[PROBLEM STATEMENT] Only a number is required: how many lines of the material contain the word "advance"?

====================

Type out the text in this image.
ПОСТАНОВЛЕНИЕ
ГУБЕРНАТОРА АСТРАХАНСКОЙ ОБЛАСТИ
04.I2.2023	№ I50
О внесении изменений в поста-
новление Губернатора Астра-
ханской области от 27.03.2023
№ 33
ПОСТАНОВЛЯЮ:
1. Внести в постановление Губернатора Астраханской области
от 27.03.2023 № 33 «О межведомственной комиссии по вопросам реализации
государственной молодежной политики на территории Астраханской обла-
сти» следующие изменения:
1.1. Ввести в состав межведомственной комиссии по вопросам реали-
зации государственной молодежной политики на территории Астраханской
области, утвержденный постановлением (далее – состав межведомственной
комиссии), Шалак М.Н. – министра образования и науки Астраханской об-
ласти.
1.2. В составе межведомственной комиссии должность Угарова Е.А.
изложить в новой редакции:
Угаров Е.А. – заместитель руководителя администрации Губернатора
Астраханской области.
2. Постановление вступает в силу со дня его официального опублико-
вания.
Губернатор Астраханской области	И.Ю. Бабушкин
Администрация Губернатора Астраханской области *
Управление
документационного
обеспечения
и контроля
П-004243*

====================

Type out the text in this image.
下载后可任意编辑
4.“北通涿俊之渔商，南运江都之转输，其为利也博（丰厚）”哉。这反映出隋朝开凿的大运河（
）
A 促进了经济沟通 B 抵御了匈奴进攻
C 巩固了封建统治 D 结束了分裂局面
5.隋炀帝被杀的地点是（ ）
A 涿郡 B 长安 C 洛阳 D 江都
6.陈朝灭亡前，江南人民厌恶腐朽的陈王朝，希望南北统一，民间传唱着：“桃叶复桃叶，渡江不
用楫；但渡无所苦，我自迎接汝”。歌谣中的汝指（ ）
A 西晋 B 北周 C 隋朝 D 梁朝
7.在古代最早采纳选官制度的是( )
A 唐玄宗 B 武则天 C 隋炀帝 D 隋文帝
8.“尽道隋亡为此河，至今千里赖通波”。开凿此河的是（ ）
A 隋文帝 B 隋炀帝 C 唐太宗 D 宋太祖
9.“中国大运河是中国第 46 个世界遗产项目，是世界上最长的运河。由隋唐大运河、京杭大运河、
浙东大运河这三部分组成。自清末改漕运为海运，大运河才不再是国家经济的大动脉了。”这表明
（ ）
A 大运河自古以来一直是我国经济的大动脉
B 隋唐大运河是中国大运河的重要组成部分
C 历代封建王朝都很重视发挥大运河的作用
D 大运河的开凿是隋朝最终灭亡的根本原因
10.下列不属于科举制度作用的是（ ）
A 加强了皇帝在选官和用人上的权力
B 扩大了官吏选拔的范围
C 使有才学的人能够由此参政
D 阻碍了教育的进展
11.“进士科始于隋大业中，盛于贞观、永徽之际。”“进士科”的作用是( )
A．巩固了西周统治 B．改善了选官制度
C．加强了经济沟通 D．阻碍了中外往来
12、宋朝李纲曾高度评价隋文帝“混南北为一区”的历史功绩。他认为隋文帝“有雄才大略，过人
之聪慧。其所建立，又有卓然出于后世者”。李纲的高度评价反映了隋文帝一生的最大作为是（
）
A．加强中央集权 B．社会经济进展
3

====================

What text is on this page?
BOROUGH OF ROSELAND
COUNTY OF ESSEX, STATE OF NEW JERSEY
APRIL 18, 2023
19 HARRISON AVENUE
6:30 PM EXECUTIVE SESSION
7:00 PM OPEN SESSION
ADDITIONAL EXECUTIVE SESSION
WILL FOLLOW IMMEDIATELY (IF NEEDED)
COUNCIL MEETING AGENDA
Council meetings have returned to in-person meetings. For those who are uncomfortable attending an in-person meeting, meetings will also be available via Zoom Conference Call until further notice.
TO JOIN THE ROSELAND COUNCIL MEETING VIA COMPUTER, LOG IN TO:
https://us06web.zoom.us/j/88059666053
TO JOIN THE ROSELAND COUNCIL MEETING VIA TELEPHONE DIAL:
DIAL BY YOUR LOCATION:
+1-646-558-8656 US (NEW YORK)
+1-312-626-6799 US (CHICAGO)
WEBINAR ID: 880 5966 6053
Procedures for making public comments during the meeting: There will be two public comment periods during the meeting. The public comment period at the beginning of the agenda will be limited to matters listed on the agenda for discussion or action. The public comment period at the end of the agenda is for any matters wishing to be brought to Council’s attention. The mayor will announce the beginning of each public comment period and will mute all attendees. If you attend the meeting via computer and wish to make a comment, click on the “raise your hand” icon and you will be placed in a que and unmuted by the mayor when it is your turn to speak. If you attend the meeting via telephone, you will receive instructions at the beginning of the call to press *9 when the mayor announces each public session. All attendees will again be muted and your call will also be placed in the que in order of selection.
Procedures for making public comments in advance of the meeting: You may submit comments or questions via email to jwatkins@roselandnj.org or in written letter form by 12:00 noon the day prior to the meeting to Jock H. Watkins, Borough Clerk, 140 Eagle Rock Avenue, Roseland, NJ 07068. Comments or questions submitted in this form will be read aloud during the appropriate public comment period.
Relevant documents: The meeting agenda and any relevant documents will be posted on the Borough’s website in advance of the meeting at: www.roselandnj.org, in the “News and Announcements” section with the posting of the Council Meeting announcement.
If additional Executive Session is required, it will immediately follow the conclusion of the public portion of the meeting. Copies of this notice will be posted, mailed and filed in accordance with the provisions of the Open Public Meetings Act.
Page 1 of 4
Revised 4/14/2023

====================

[FULL SOLUTION] 2